**What is needed**
Print the entries from the line containing "y-tick-label: 5.0: [72, 901, 88, 914]" through the line containing "leak-x-axis-labels: 15:00 17:00", copying each line character for character.

**Records shown**

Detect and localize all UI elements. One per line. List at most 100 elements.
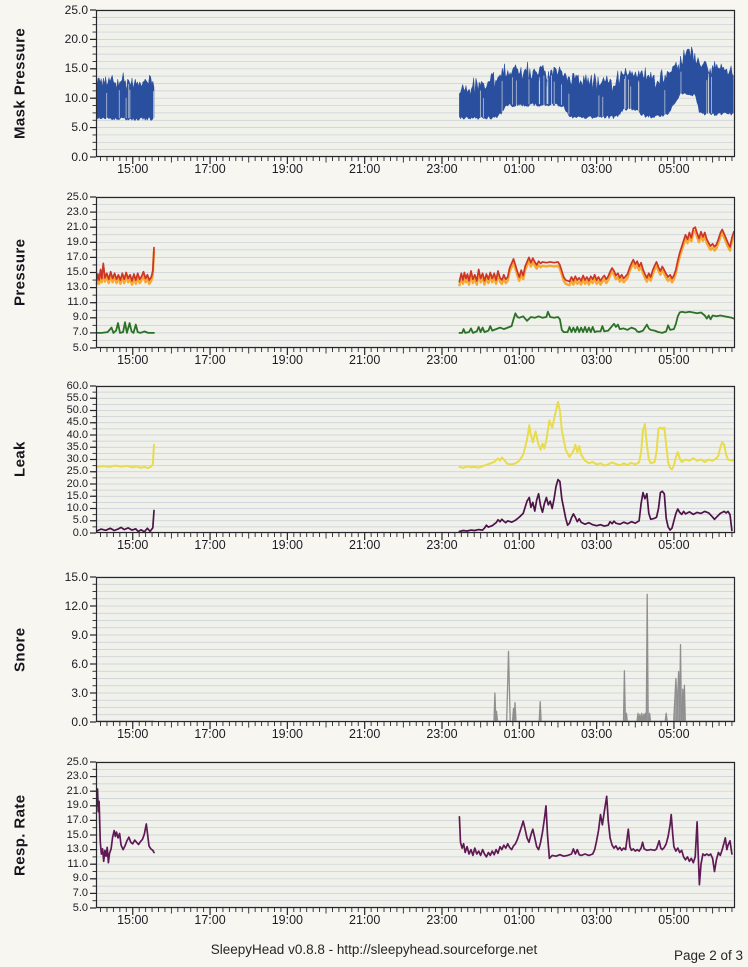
y-tick-label: 5.0: [72, 901, 88, 914]
x-tick-label: 15:00: [117, 913, 149, 927]
mask-pressure-plot-area: [90, 9, 736, 164]
pressure-x-axis-labels: 15:00 17:00 19:00 21:00 23:00 01:00 03:00 05:00: [96, 353, 735, 369]
y-tick-label: 15.0: [64, 61, 88, 76]
y-tick-label: 60.0: [66, 379, 88, 392]
y-tick-label: 40.0: [66, 428, 88, 441]
leak-x-axis-labels: 15:00 17:00 19:00 21:00 23:00 01:00 03:00 05:00: [96, 538, 735, 554]
plot-svg: [90, 761, 736, 915]
y-tick-label: 5.0: [72, 341, 88, 354]
snore-y-axis-labels: 15.0 12.0 9.0 6.0 3.0 0.0: [42, 570, 92, 728]
y-tick-label: 35.0: [66, 440, 88, 453]
x-tick-label: 01:00: [503, 727, 535, 741]
y-tick-label: 17.0: [66, 813, 88, 826]
pressure-y-axis-labels: 25.0 23.0 21.0 19.0 17.0 15.0 13.0 11.0 9.0 7.0 5.…: [42, 191, 92, 354]
x-tick-label: 15:00: [117, 353, 149, 367]
y-tick-label: 15.0: [66, 266, 88, 278]
y-tick-label: 30.0: [66, 453, 88, 465]
x-tick-label: 15:00: [117, 538, 149, 552]
y-tick-label: 25.0: [66, 755, 88, 768]
resp-rate-plot-area: [90, 761, 736, 915]
snore-x-axis-labels: 15:00 17:00 19:00 21:00 23:00 01:00 03:00 05:00: [96, 727, 735, 743]
y-tick-label: 55.0: [66, 391, 88, 404]
y-tick-label: 19.0: [66, 235, 88, 248]
x-tick-label: 23:00: [426, 727, 458, 741]
x-tick-label: 05:00: [658, 162, 690, 176]
x-tick-label: 03:00: [580, 538, 613, 552]
y-tick-label: 12.0: [64, 598, 88, 613]
plot-svg: [90, 576, 736, 729]
x-tick-label: 21:00: [349, 727, 381, 741]
x-tick-label: 03:00: [580, 162, 613, 176]
x-tick-label: 23:00: [426, 162, 458, 176]
x-tick-label: 19:00: [271, 162, 303, 176]
y-tick-label: 20.0: [64, 31, 88, 46]
y-tick-label: 9.0: [72, 311, 88, 324]
y-tick-label: 11.0: [67, 857, 88, 870]
page-footer: SleepyHead v0.8.8 - http://sleepyhead.so…: [0, 940, 748, 964]
y-tick-label: 9.0: [71, 627, 88, 642]
x-tick-label: 01:00: [503, 162, 535, 176]
y-tick-label: 6.0: [71, 656, 88, 671]
y-tick-label: 25.0: [66, 190, 88, 203]
y-tick-label: 21.0: [66, 784, 88, 797]
y-tick-label: 13.0: [66, 281, 88, 294]
x-tick-label: 17:00: [194, 913, 226, 927]
x-tick-label: 17:00: [194, 162, 226, 176]
x-tick-label: 19:00: [271, 913, 303, 927]
y-tick-label: 0.0: [72, 526, 88, 539]
x-tick-label: 21:00: [349, 162, 381, 176]
y-tick-label: 3.0: [71, 685, 88, 700]
y-tick-label: 45.0: [66, 416, 88, 429]
y-tick-label: 13.0: [66, 843, 88, 856]
y-tick-label: 21.0: [66, 220, 88, 233]
y-tick-label: 10.0: [64, 90, 88, 105]
x-tick-label: 17:00: [194, 353, 226, 367]
y-tick-label: 10.0: [66, 502, 88, 514]
x-tick-label: 15:00: [117, 727, 149, 741]
plot-svg: [90, 196, 736, 355]
y-tick-label: 9.0: [72, 872, 88, 885]
mask-pressure-x-axis-labels: 15:00 17:00 19:00 21:00 23:00 01:00 03:00 05:00: [96, 162, 735, 178]
x-tick-label: 21:00: [349, 538, 381, 552]
y-tick-label: 0.0: [71, 714, 88, 729]
x-tick-label: 01:00: [503, 538, 535, 552]
y-tick-label: 23.0: [66, 205, 88, 218]
leak-axis-title: Leak: [11, 441, 29, 478]
resp-rate-axis-title: Resp. Rate: [11, 794, 29, 876]
x-tick-label: 03:00: [580, 913, 613, 927]
x-tick-label: 03:00: [580, 727, 613, 741]
snore-axis-title: Snore: [11, 627, 29, 672]
pressure-plot-area: [90, 196, 736, 355]
x-tick-label: 21:00: [349, 353, 381, 367]
y-tick-label: 50.0: [66, 404, 88, 416]
y-tick-label: 15.0: [66, 828, 88, 841]
x-tick-label: 21:00: [349, 913, 381, 927]
mask-pressure-axis-title: Mask Pressure: [11, 27, 29, 140]
page-number: Page 2 of 3: [673, 948, 743, 963]
y-tick-label: 7.0: [72, 326, 88, 339]
x-tick-label: 15:00: [117, 162, 149, 176]
snore-plot-area: [90, 576, 736, 729]
x-tick-label: 17:00: [194, 727, 226, 741]
y-tick-label: 7.0: [72, 886, 88, 899]
x-tick-label: 05:00: [658, 538, 690, 552]
x-tick-label: 03:00: [580, 353, 613, 367]
x-tick-label: 23:00: [426, 353, 458, 367]
y-tick-label: 11.0: [67, 296, 88, 309]
y-tick-label: 5.0: [72, 514, 88, 527]
leak-y-axis-labels: 60.0 55.0 50.0 45.0 40.0 35.0 30.0 25.0 20.0 15.0…: [42, 380, 92, 539]
x-tick-label: 01:00: [503, 913, 535, 927]
x-tick-label: 19:00: [271, 727, 303, 741]
mask-pressure-y-axis-labels: 25.0 20.0 15.0 10.0 5.0 0.0: [42, 3, 92, 163]
y-tick-label: 19.0: [66, 799, 88, 812]
leak-plot-area: [90, 385, 736, 540]
x-tick-label: 05:00: [658, 727, 690, 741]
x-tick-label: 23:00: [426, 913, 458, 927]
y-tick-label: 0.0: [71, 149, 88, 164]
y-tick-label: 25.0: [64, 2, 88, 17]
plot-svg: [90, 9, 736, 164]
resp-rate-x-axis-labels: 15:00 17:00 19:00 21:00 23:00 01:00 03:00 05:00: [96, 913, 735, 929]
y-tick-label: 15.0: [64, 569, 88, 584]
x-tick-label: 19:00: [271, 353, 303, 367]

**Exercise answer**
y-tick-label: 5.0: [72, 901, 88, 914]
x-tick-label: 15:00: [117, 913, 149, 927]
mask-pressure-plot-area: [90, 9, 736, 164]
pressure-x-axis-labels: 15:00 17:00 19:00 21:00 23:00 01:00 03:00 05:00: [96, 353, 735, 369]
y-tick-label: 15.0: [64, 61, 88, 76]
y-tick-label: 60.0: [66, 379, 88, 392]
y-tick-label: 40.0: [66, 428, 88, 441]
leak-x-axis-labels: 15:00 17:00 19:00 21:00 23:00 01:00 03:00 05:00: [96, 538, 735, 554]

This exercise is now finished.